§ **EXERCISE**
Work out how many lines hold the string "কনভয". Give that number and nothing more.

§ **MATERIAL SUPPLIED**
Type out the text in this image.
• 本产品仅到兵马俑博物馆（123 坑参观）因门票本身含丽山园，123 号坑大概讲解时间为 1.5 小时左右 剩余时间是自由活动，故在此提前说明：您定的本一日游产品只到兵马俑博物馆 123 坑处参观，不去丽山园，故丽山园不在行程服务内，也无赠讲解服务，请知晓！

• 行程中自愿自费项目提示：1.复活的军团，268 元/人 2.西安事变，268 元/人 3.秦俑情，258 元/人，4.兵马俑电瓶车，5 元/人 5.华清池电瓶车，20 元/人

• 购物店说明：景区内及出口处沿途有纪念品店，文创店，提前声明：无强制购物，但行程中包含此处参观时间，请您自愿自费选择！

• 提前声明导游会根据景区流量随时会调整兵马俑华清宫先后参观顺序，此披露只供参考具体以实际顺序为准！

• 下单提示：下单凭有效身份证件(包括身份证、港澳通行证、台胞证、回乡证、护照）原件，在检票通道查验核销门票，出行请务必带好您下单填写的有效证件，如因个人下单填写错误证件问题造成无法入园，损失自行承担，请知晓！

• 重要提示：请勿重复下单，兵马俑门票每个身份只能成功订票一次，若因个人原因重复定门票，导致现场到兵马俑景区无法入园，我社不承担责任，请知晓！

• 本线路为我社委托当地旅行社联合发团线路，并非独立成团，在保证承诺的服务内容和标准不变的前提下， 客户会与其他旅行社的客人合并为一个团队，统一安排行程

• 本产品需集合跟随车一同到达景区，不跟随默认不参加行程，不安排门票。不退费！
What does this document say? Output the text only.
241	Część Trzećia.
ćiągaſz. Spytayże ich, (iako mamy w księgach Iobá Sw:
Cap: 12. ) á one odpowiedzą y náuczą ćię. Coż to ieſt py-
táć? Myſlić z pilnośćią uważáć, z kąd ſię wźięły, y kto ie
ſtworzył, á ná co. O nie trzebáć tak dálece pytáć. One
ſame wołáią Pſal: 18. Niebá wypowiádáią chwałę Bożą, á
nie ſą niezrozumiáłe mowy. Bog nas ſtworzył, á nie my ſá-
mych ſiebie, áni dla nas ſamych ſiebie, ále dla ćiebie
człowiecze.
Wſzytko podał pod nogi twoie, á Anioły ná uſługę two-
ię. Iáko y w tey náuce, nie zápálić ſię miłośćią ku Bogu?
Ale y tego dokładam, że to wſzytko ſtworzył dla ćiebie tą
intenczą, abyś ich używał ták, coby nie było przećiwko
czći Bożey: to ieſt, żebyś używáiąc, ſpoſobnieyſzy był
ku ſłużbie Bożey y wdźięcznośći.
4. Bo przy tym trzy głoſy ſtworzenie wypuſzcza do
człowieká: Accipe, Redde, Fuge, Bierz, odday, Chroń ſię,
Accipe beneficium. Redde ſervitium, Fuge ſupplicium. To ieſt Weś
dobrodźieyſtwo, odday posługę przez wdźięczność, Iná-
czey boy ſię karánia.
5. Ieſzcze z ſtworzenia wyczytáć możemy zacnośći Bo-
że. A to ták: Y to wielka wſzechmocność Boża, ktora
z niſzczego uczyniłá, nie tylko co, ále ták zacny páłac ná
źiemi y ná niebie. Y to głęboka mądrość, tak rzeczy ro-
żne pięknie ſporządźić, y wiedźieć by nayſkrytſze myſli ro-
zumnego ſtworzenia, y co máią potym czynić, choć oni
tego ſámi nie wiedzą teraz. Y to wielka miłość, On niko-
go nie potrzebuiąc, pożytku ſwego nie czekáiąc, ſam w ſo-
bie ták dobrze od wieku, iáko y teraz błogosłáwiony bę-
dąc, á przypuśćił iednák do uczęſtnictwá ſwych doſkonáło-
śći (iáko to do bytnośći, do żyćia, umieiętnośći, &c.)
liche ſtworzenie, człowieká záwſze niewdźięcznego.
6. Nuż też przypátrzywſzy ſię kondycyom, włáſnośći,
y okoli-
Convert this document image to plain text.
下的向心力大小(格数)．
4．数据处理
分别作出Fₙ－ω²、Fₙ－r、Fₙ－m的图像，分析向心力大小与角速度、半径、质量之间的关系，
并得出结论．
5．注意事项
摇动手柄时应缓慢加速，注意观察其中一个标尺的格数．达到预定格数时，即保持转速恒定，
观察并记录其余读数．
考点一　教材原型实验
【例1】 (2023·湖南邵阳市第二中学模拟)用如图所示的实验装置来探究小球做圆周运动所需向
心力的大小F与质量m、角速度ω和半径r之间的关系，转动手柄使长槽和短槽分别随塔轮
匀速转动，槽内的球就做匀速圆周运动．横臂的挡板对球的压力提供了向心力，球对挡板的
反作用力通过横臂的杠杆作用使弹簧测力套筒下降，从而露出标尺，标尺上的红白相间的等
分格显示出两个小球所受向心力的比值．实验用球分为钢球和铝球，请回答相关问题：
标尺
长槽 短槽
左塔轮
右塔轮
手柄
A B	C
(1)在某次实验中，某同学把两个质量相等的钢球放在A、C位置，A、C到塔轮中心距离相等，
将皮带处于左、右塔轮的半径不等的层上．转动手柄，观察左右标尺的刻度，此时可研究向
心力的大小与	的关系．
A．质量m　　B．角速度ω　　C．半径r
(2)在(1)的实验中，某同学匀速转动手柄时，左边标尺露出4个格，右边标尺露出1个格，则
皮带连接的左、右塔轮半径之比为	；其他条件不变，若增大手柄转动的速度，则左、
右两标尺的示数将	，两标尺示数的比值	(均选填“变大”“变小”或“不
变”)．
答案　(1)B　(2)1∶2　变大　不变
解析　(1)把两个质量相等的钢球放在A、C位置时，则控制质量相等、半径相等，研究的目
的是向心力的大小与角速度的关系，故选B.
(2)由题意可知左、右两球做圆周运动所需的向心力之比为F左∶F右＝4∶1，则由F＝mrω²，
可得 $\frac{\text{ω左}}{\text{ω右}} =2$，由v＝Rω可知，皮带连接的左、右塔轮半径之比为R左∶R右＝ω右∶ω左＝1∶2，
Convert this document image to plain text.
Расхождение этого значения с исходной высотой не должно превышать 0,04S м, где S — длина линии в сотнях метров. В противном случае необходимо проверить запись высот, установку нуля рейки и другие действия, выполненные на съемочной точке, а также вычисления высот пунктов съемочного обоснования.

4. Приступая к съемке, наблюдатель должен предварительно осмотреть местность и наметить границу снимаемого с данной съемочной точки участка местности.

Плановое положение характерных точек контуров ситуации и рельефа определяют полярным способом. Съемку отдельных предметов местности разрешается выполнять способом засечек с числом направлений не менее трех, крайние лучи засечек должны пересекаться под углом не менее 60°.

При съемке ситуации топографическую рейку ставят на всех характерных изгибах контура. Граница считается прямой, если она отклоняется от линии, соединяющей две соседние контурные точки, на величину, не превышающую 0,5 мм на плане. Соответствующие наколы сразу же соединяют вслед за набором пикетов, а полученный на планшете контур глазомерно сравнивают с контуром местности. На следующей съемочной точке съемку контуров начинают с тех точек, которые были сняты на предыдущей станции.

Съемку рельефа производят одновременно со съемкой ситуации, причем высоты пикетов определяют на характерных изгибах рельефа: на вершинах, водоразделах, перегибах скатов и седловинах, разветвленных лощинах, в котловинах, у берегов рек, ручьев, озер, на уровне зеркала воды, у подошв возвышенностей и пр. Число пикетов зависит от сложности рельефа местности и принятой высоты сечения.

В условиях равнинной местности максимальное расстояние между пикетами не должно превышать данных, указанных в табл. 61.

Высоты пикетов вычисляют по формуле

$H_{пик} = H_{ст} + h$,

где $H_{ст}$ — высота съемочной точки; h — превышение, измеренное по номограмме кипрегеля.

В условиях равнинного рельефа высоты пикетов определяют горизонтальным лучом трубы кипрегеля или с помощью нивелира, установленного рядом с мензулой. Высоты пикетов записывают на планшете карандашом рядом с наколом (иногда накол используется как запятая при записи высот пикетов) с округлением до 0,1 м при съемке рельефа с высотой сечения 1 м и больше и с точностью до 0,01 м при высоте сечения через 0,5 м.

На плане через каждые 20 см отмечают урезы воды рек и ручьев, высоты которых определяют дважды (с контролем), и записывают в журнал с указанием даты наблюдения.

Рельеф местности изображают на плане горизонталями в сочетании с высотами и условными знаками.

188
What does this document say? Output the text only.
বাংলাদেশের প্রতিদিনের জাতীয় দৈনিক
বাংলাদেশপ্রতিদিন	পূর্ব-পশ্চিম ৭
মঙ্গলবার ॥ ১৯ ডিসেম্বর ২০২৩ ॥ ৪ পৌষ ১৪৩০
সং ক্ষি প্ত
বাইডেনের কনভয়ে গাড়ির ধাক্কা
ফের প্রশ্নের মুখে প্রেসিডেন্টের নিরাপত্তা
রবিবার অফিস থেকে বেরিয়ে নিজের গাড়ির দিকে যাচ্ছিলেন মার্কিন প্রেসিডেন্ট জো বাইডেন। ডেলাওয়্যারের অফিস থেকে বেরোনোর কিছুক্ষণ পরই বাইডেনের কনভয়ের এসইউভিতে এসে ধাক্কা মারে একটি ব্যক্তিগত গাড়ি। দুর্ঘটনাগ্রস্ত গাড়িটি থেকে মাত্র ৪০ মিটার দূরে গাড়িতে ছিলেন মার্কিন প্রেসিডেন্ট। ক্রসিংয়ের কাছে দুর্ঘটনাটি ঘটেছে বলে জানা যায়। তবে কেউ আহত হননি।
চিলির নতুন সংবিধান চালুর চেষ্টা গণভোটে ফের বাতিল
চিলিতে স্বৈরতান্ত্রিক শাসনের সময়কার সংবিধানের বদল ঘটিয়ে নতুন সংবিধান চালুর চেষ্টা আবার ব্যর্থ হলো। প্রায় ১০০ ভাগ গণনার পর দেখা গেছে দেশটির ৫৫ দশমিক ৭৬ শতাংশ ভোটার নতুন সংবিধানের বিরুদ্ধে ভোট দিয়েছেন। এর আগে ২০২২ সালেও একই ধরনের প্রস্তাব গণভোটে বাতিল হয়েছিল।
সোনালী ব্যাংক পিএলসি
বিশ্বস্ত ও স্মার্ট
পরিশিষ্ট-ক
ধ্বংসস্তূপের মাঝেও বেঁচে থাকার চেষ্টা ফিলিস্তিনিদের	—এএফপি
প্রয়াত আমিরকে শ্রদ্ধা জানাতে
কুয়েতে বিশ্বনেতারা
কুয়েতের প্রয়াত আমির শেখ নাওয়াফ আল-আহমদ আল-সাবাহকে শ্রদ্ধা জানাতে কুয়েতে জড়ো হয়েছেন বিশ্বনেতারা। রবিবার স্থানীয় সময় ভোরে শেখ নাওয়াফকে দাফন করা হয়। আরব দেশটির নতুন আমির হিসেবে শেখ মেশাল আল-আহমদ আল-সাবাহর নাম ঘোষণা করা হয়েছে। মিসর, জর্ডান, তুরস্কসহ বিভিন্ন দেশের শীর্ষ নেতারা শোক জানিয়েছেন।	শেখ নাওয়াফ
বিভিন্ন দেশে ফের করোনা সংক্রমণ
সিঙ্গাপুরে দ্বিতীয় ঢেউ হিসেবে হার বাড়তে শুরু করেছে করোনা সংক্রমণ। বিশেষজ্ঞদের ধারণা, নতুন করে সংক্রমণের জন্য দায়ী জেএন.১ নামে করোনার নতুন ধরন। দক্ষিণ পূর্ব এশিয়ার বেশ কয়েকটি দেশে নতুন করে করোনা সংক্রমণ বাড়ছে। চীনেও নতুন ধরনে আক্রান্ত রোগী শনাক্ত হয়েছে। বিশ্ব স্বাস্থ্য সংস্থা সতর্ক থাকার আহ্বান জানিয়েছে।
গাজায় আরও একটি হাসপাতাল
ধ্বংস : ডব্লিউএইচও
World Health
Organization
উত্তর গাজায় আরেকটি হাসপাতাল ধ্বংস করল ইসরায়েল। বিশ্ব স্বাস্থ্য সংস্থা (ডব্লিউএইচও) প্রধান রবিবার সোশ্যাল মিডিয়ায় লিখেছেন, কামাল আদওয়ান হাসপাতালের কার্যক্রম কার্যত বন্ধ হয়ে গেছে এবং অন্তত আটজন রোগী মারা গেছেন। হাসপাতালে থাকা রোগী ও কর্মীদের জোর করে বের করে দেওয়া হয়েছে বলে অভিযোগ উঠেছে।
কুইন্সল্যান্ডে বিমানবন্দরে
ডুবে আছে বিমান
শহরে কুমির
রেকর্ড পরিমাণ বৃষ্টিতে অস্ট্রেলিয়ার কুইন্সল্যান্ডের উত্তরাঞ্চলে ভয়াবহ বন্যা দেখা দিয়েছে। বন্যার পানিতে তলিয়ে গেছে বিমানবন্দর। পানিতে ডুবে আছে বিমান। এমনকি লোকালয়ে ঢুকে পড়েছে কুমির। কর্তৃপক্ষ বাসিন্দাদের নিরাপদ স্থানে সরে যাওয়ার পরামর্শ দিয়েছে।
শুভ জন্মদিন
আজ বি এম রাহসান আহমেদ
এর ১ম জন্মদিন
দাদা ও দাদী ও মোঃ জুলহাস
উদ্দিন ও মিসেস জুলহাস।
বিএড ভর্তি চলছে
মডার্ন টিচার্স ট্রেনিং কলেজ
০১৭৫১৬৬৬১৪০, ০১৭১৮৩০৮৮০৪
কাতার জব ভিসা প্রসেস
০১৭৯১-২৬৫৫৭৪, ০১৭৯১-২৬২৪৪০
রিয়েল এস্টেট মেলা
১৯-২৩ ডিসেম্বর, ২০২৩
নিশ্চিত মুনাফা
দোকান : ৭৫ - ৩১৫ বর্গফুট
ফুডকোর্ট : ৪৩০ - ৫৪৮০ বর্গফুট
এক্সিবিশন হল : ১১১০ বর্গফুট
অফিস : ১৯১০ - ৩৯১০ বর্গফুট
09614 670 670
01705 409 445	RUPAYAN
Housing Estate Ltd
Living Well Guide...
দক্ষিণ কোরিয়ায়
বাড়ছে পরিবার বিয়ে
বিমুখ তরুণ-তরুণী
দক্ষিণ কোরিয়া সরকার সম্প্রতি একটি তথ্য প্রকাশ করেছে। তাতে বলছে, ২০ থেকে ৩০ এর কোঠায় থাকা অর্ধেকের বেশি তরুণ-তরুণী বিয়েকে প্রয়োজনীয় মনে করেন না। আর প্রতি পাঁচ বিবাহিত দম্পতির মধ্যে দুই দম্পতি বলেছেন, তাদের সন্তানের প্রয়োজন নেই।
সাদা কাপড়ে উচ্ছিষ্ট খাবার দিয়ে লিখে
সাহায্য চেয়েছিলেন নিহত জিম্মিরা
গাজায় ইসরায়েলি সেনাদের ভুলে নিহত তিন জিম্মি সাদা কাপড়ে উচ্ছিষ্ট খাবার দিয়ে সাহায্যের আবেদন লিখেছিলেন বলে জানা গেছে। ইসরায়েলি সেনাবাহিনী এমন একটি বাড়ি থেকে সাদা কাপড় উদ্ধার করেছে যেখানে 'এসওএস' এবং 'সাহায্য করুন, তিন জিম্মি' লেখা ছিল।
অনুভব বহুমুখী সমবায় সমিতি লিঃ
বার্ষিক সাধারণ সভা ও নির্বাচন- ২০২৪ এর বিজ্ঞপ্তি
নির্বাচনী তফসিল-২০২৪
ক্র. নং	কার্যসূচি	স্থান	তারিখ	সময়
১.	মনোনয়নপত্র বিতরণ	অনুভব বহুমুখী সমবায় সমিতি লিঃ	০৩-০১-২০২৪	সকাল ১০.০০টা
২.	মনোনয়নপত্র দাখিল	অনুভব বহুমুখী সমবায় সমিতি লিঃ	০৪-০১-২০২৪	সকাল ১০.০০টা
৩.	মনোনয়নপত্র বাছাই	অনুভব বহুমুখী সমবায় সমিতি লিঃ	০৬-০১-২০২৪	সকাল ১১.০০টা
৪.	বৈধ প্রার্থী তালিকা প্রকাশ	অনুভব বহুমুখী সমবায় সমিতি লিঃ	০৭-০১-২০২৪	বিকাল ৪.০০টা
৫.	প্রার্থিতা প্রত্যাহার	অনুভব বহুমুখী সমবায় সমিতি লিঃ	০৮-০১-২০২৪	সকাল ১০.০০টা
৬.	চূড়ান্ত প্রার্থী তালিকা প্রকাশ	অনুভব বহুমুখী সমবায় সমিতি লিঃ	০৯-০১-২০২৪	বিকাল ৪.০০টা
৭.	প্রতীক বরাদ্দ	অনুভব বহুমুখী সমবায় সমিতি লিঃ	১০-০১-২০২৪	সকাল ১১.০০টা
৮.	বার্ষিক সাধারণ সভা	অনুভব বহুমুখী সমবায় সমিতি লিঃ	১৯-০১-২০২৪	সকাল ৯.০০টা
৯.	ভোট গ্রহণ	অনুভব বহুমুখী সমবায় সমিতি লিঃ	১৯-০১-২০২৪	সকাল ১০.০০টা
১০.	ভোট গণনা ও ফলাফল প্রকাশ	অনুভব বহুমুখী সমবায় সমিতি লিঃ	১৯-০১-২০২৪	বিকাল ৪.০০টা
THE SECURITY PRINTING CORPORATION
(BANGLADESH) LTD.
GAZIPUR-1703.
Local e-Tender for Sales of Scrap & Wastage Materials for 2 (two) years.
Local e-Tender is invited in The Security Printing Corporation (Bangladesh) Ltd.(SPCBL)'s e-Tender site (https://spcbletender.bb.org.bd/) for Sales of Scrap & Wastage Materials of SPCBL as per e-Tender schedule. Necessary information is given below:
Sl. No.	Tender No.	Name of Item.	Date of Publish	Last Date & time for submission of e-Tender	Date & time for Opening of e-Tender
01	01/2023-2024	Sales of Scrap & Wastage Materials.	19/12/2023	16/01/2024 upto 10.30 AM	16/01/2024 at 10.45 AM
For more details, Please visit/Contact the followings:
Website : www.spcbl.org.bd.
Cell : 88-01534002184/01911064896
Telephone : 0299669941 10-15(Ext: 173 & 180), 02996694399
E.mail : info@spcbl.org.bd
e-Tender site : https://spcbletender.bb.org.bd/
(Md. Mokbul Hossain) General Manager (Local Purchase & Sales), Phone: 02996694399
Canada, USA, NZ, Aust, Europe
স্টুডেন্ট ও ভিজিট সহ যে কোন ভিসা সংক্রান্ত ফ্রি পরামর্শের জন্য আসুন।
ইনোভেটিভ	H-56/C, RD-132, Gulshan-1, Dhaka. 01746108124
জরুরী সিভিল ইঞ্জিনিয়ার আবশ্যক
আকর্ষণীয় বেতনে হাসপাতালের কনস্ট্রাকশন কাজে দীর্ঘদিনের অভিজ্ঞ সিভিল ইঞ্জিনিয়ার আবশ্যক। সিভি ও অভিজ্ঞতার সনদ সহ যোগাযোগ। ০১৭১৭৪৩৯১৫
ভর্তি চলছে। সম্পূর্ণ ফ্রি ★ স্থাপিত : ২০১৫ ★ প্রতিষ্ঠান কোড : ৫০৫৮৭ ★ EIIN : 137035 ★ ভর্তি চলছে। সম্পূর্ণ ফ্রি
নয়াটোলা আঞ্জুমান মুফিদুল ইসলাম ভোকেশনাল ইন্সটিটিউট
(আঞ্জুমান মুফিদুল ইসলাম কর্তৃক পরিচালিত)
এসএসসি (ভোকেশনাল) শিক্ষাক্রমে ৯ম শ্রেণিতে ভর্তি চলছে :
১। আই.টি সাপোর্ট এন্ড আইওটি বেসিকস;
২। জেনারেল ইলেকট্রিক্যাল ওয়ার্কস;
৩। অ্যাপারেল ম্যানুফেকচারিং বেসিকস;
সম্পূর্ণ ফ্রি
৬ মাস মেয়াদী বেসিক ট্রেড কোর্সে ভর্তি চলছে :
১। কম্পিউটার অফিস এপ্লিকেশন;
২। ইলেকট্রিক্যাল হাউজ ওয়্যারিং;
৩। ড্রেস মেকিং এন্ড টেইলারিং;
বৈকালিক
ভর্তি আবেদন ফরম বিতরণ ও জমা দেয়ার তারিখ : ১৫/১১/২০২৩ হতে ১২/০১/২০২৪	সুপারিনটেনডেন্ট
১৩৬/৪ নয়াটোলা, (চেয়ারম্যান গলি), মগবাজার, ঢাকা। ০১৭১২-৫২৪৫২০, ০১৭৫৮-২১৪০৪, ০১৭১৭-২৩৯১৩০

§ **RESULT FOR THIS TASK**
2